** TEXT EXCERPT **
#####
Nobody told me that friendships after college would be so hard. Maintaining old friendships, meeting new potential friends, and navigating new friendships are all complex, and I had no idea.


My whole life I've thought of myself as a one-at-a-time kind of friend. Groups have always been tricky to navigate and exhausting for me, and I've been incredibly blessed with the most beautiful friendships my whole life. But then I was new in a small community and new to the career world after college where I had been inundated with people in the same season as me. Suddenly, I was working all day and surrounded by people in different seasons.


While I still believe that friendships can be tricky (and that's likely not something that just magically improves in adulthood), I've found that there are some things that make friendships easier.


First, I think vulnerability is huge. The more you're willing to share your heart honestly and to own your faults or insecurities, the easier it becomes for people to open up with you. That vulnerability gives others the opportunity (and the permission?) to show up for you when and how you need. It also gives them the opportunity to be raw and real with you about their honest thoughts and insecurities.
#####
** DATA SECTION **
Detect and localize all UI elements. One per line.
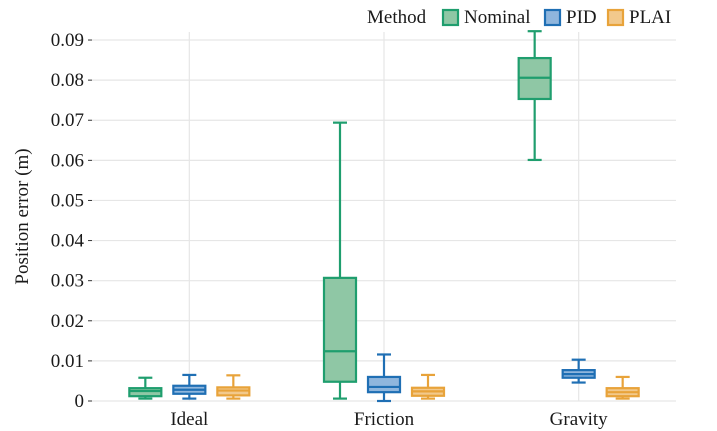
#####
** REQUIREMENT **
In the text on friendships after college, what kind of friend has the writer always considered themselves to be?

** RESULT OF THE EXERCISE **
A one-at-a-time kind of friend.